- **DIRECTIONS FOR THIS TASK**
Gather all lines in the data that hold the string "horizontal".

-------- INPUT MATERIAL

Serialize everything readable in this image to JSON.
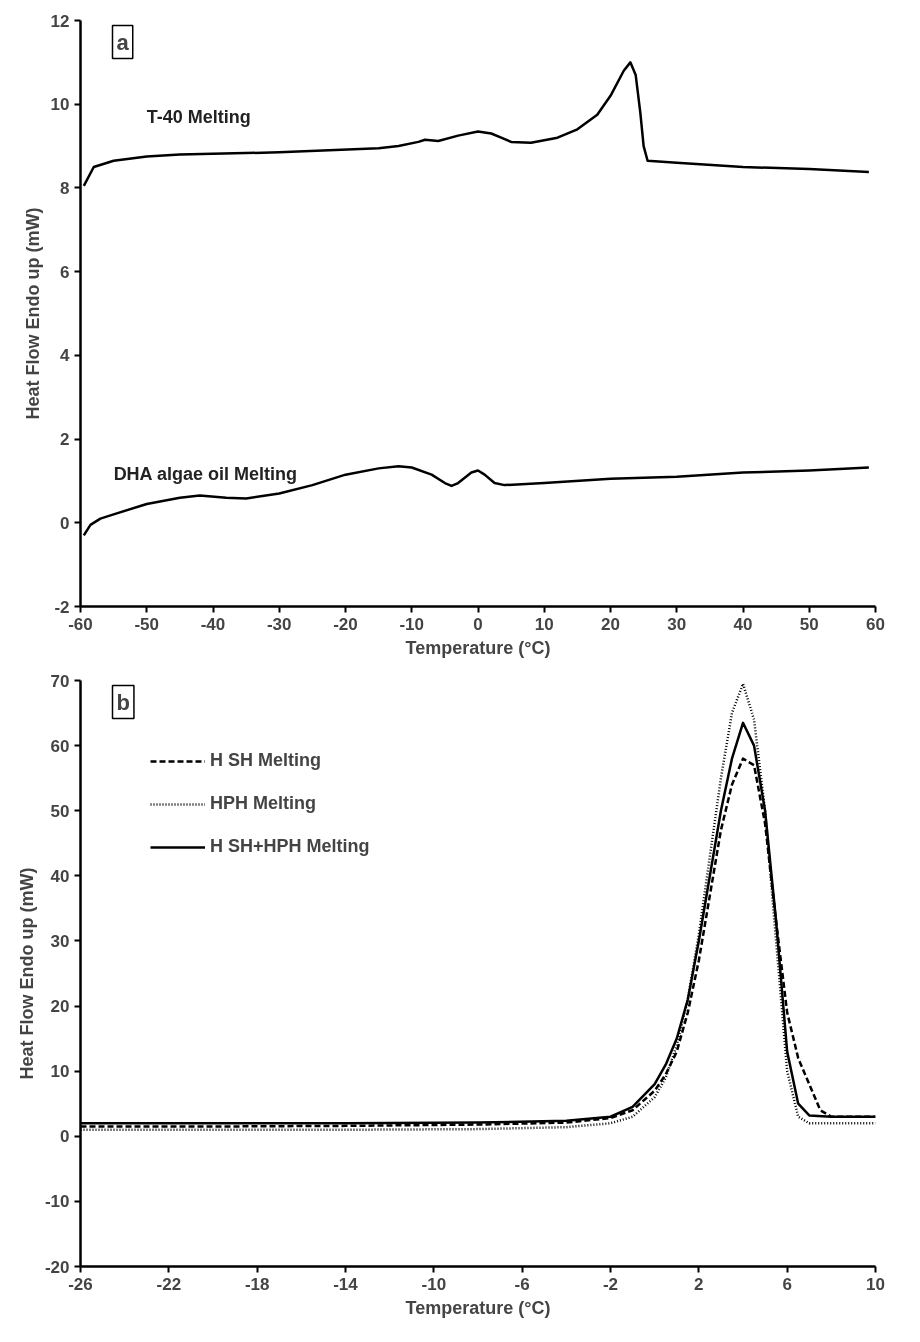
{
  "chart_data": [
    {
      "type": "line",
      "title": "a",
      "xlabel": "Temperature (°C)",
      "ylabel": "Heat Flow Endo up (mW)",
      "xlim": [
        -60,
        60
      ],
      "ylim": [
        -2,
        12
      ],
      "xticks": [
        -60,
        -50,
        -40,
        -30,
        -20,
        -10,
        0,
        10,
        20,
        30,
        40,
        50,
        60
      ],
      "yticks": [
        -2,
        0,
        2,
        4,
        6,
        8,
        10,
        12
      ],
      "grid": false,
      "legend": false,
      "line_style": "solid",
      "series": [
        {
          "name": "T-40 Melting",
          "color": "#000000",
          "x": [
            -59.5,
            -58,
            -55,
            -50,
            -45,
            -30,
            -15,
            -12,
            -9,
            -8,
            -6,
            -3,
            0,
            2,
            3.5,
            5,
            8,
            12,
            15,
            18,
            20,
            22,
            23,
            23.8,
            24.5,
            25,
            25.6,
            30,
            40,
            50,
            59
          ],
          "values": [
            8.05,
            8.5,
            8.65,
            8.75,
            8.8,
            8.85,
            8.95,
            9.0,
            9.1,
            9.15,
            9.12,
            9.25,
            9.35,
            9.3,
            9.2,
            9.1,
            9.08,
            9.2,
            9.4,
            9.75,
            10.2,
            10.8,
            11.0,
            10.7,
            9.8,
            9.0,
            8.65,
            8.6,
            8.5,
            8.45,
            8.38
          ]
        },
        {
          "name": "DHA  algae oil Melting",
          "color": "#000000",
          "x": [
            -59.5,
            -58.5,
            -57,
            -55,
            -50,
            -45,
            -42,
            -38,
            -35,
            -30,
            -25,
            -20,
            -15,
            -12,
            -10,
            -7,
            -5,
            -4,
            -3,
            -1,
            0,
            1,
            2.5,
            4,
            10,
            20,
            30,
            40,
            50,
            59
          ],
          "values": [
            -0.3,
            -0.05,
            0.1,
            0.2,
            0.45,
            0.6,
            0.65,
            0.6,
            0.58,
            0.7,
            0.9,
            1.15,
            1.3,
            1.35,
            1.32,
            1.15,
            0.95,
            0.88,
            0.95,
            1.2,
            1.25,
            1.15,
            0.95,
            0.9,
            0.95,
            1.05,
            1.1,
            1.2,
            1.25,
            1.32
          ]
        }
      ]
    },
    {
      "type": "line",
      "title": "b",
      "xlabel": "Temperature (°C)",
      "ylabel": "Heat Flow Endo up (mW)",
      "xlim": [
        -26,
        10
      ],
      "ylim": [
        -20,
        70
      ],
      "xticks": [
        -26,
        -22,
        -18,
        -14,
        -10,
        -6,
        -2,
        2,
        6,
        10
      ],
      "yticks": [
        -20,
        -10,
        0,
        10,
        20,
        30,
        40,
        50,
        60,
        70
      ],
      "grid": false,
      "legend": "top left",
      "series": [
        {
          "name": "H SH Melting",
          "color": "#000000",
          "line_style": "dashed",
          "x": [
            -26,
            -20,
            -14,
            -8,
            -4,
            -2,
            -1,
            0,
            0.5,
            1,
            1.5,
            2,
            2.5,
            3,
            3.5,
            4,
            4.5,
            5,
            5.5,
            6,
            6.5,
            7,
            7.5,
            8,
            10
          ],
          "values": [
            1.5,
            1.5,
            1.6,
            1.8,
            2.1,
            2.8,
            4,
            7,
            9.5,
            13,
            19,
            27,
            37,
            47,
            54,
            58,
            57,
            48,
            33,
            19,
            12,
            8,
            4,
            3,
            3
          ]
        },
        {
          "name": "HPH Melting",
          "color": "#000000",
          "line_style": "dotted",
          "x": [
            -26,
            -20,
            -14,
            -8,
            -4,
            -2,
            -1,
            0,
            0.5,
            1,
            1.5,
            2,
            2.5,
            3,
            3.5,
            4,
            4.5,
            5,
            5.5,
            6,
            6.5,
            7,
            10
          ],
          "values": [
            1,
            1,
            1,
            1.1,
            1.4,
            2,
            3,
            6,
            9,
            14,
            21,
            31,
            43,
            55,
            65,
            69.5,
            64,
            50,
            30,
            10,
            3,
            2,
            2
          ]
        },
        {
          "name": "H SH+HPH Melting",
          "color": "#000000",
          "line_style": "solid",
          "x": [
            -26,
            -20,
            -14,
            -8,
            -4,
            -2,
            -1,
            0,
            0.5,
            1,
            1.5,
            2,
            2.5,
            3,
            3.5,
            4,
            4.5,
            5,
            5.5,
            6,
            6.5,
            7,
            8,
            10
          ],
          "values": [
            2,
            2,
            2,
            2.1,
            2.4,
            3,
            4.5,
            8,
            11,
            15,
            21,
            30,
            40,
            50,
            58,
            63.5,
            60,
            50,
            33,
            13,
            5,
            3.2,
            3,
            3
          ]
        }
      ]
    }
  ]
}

----------------
-------- INPUT MATERIAL

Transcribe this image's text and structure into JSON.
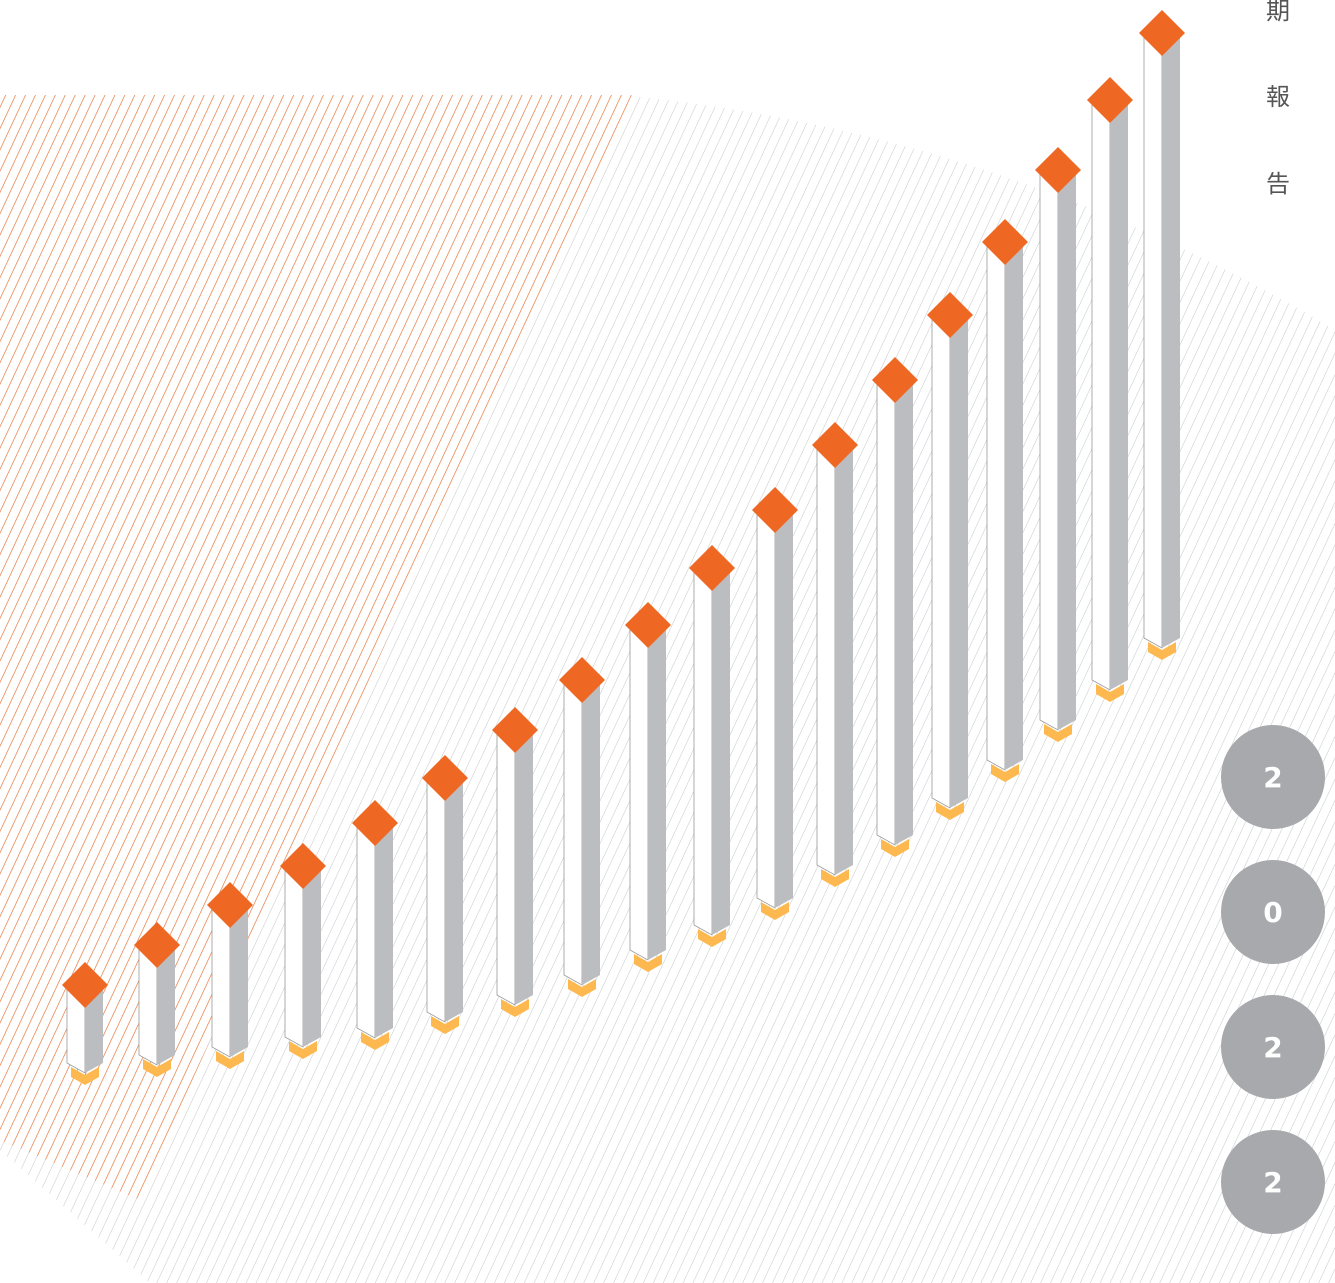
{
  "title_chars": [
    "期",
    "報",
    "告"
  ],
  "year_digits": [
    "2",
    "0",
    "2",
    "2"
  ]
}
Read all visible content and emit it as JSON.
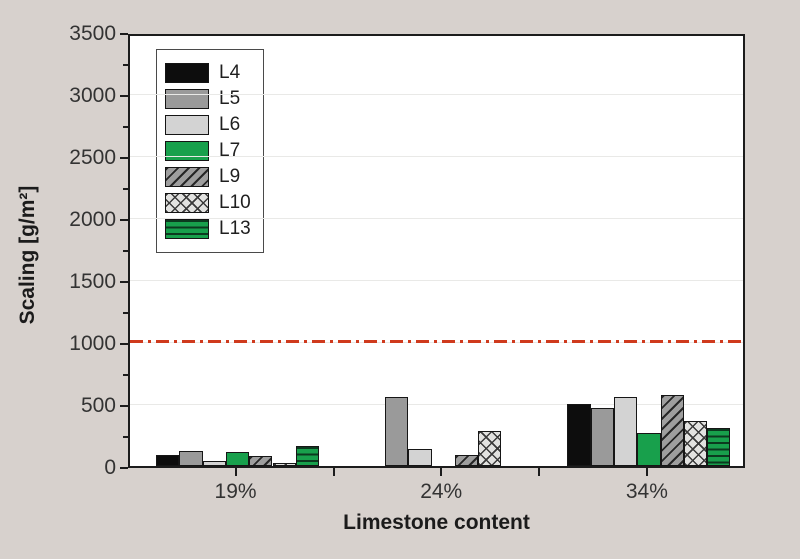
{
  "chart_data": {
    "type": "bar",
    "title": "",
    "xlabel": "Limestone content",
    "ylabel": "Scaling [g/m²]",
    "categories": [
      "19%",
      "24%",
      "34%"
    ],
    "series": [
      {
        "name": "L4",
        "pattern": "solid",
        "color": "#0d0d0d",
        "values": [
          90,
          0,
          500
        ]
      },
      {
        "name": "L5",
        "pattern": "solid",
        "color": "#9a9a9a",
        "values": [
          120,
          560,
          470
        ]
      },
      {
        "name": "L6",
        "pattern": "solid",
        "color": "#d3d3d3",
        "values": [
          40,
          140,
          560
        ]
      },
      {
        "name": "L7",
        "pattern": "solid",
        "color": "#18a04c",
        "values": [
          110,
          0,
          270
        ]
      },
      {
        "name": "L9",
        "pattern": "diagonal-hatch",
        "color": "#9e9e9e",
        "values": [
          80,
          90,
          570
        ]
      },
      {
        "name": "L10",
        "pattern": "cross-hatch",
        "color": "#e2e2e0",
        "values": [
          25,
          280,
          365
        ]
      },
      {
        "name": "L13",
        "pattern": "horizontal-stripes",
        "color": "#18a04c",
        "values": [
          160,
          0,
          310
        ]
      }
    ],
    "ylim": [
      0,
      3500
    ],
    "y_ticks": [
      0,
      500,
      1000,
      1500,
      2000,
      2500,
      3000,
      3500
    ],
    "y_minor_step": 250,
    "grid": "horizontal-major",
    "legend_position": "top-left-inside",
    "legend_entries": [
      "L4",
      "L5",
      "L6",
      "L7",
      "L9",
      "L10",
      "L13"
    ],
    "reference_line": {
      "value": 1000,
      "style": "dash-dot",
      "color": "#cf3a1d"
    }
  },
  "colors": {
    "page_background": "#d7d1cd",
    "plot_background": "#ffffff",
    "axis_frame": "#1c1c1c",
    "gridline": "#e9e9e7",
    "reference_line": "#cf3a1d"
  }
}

----------------

- **RESPONSE TO THIS TASK**
        "pattern": "horizontal-stripes",
    "grid": "horizontal-major",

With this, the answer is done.